--- RECORDED DATA ---
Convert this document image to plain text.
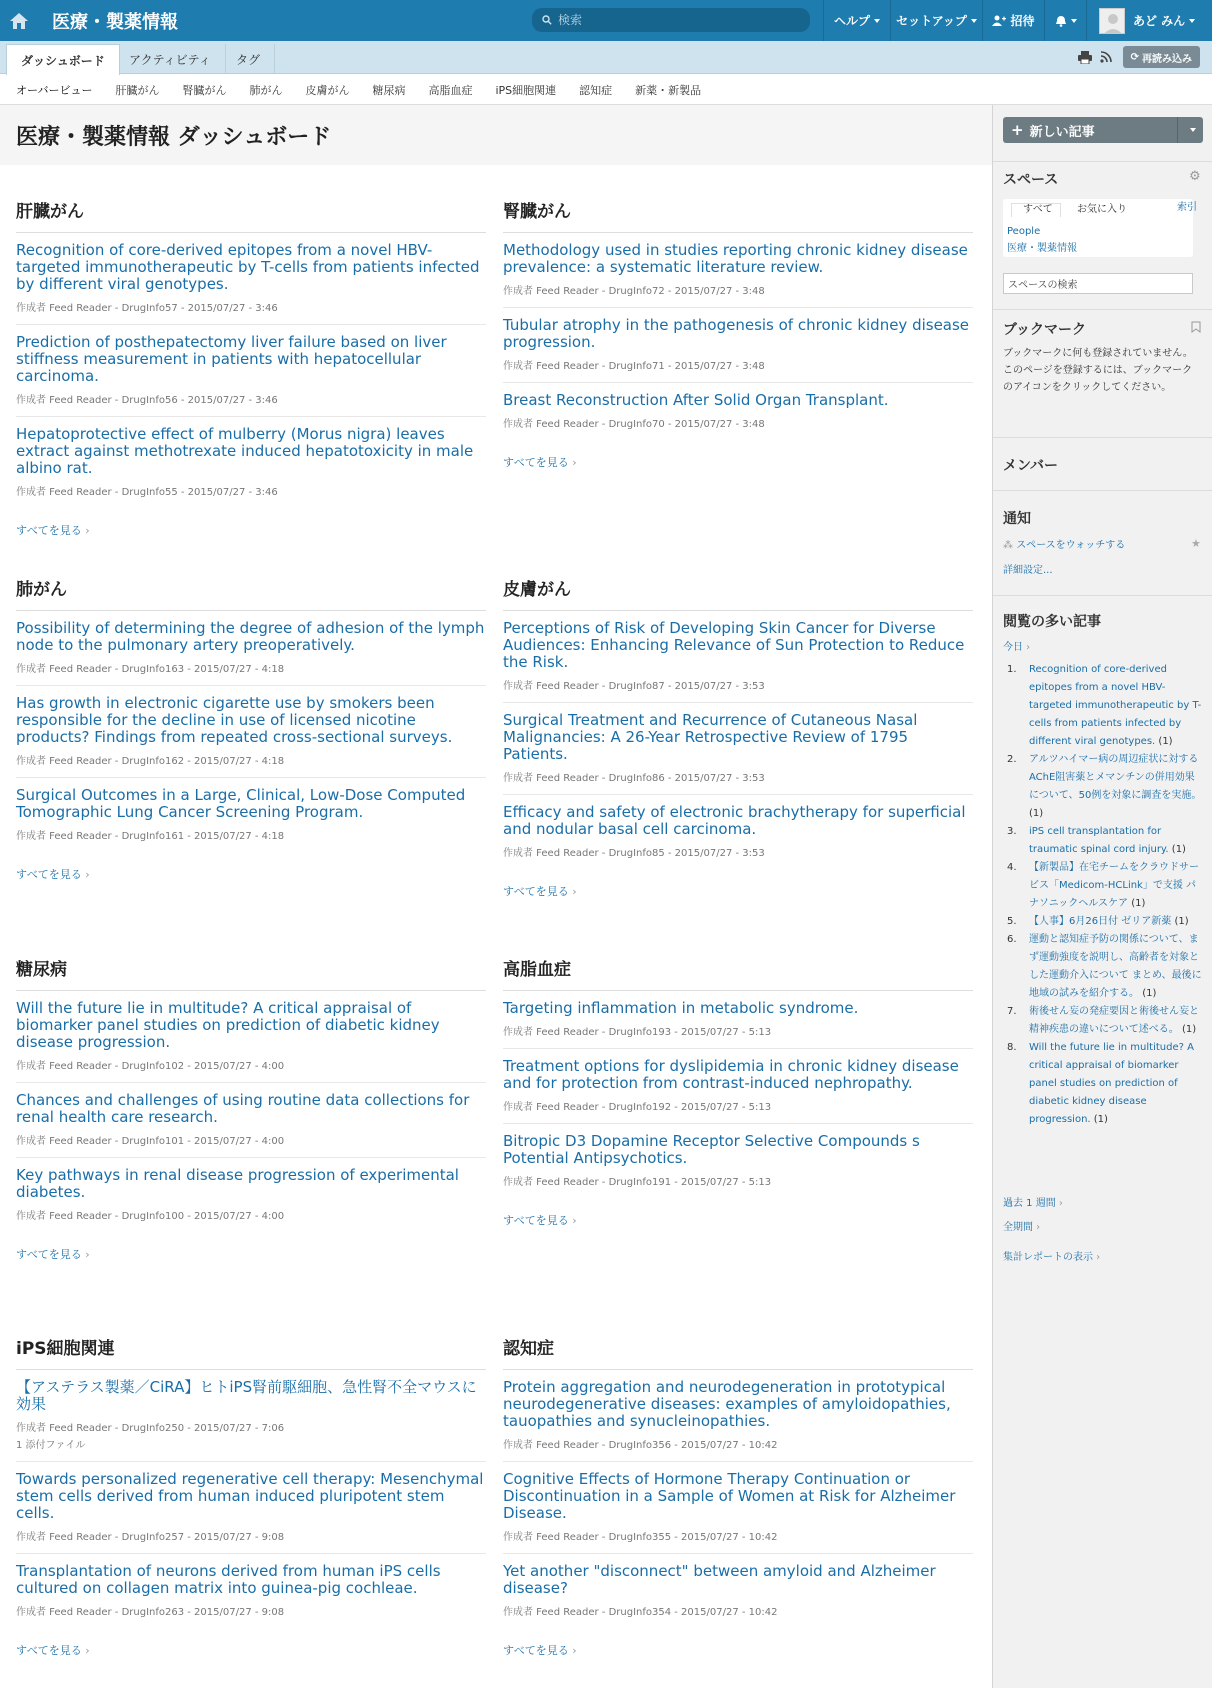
医療・製薬情報
検索	ヘルプ セットアップ	招待	あど みん
ダッシュボード	アクティビティ	タグ	⟳ 再読み込み
オーバービュー 肝臓がん 腎臓がん 肺がん 皮膚がん 糖尿病 高脂血症 iPS細胞関連 認知症 新薬・新製品
医療・製薬情報 ダッシュボード
肝臓がん
Recognition of core-derived epitopes from a novel HBV-targeted immunotherapeutic by T-cells from patients infected by different viral genotypes.
作成者 Feed Reader - DrugInfo57 - 2015/07/27 - 3:46
Prediction of posthepatectomy liver failure based on liver stiffness measurement in patients with hepatocellular carcinoma.
作成者 Feed Reader - DrugInfo56 - 2015/07/27 - 3:46
Hepatoprotective effect of mulberry (Morus nigra) leaves extract against methotrexate induced hepatotoxicity in male albino rat.
作成者 Feed Reader - DrugInfo55 - 2015/07/27 - 3:46
すべてを見る ›
腎臓がん
Methodology used in studies reporting chronic kidney disease prevalence: a systematic literature review.
作成者 Feed Reader - DrugInfo72 - 2015/07/27 - 3:48
Tubular atrophy in the pathogenesis of chronic kidney disease progression.
作成者 Feed Reader - DrugInfo71 - 2015/07/27 - 3:48
Breast Reconstruction After Solid Organ Transplant.
作成者 Feed Reader - DrugInfo70 - 2015/07/27 - 3:48
すべてを見る ›
肺がん
Possibility of determining the degree of adhesion of the lymph node to the pulmonary artery preoperatively.
作成者 Feed Reader - DrugInfo163 - 2015/07/27 - 4:18
Has growth in electronic cigarette use by smokers been responsible for the decline in use of licensed nicotine products? Findings from repeated cross-sectional surveys.
作成者 Feed Reader - DrugInfo162 - 2015/07/27 - 4:18
Surgical Outcomes in a Large, Clinical, Low-Dose Computed Tomographic Lung Cancer Screening Program.
作成者 Feed Reader - DrugInfo161 - 2015/07/27 - 4:18
すべてを見る ›
皮膚がん
Perceptions of Risk of Developing Skin Cancer for Diverse Audiences: Enhancing Relevance of Sun Protection to Reduce the Risk.
作成者 Feed Reader - DrugInfo87 - 2015/07/27 - 3:53
Surgical Treatment and Recurrence of Cutaneous Nasal Malignancies: A 26-Year Retrospective Review of 1795 Patients.
作成者 Feed Reader - DrugInfo86 - 2015/07/27 - 3:53
Efficacy and safety of electronic brachytherapy for superficial and nodular basal cell carcinoma.
作成者 Feed Reader - DrugInfo85 - 2015/07/27 - 3:53
すべてを見る ›
糖尿病
Will the future lie in multitude? A critical appraisal of biomarker panel studies on prediction of diabetic kidney disease progression.
作成者 Feed Reader - DrugInfo102 - 2015/07/27 - 4:00
Chances and challenges of using routine data collections for renal health care research.
作成者 Feed Reader - DrugInfo101 - 2015/07/27 - 4:00
Key pathways in renal disease progression of experimental diabetes.
作成者 Feed Reader - DrugInfo100 - 2015/07/27 - 4:00
すべてを見る ›
高脂血症
Targeting inflammation in metabolic syndrome.
作成者 Feed Reader - DrugInfo193 - 2015/07/27 - 5:13
Treatment options for dyslipidemia in chronic kidney disease and for protection from contrast-induced nephropathy.
作成者 Feed Reader - DrugInfo192 - 2015/07/27 - 5:13
Bitropic D3 Dopamine Receptor Selective Compounds s Potential Antipsychotics.
作成者 Feed Reader - DrugInfo191 - 2015/07/27 - 5:13
すべてを見る ›
iPS細胞関連
【アステラス製薬／CiRA】ヒトiPS腎前駆細胞、急性腎不全マウスに効果
作成者 Feed Reader - DrugInfo250 - 2015/07/27 - 7:06
1 添付ファイル
Towards personalized regenerative cell therapy: Mesenchymal stem cells derived from human induced pluripotent stem cells.
作成者 Feed Reader - DrugInfo257 - 2015/07/27 - 9:08
Transplantation of neurons derived from human iPS cells cultured on collagen matrix into guinea-pig cochleae.
作成者 Feed Reader - DrugInfo263 - 2015/07/27 - 9:08
すべてを見る ›
認知症
Protein aggregation and neurodegeneration in prototypical neurodegenerative diseases: examples of amyloidopathies, tauopathies and synucleinopathies.
作成者 Feed Reader - DrugInfo356 - 2015/07/27 - 10:42
Cognitive Effects of Hormone Therapy Continuation or Discontinuation in a Sample of Women at Risk for Alzheimer Disease.
作成者 Feed Reader - DrugInfo355 - 2015/07/27 - 10:42
Yet another "disconnect" between amyloid and Alzheimer disease?
作成者 Feed Reader - DrugInfo354 - 2015/07/27 - 10:42
すべてを見る ›
+ 新しい記事
スペース	⚙
すべて お気に入り	索引
People
医療・製薬情報
スペースの検索
ブックマーク
ブックマークに何も登録されていません。このページを登録するには、ブックマークのアイコンをクリックしてください。
メンバー
通知
⁂ スペースをウォッチする	★
詳細設定...
閲覧の多い記事
今日 ›
1. Recognition of core-derived epitopes from a novel HBV-targeted immunotherapeutic by T-cells from patients infected by different viral genotypes. (1)
2. アルツハイマー病の周辺症状に対するAChE阻害薬とメマンチンの併用効果について、50例を対象に調査を実施。 (1)
3. iPS cell transplantation for traumatic spinal cord injury. (1)
4. 【新製品】在宅チームをクラウドサービス「Medicom-HCLink」で支援 パナソニックヘルスケア (1)
5. 【人事】6月26日付 ゼリア新薬 (1)
6. 運動と認知症予防の関係について、まず運動強度を説明し、高齢者を対象とした運動介入について まとめ、最後に地域の試みを紹介する。 (1)
7. 術後せん妄の発症要因と術後せん妄と精神疾患の違いについて述べる。 (1)
8. Will the future lie in multitude? A critical appraisal of biomarker panel studies on prediction of diabetic kidney disease progression. (1)
過去 1 週間 ›
全期間 ›
集計レポートの表示 ›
---
| PROMPT |
Go through the listing above and locate each line that holds the word "Cancer". Copy those lines.

| OUTPUT FOR THIS EXERCISE |
Surgical Outcomes in a Large, Clinical, Low-Dose Computed Tomographic Lung Cancer Screening Program.
Perceptions of Risk of Developing Skin Cancer for Diverse Audiences: Enhancing Relevance of Sun Protection to Reduce the Risk.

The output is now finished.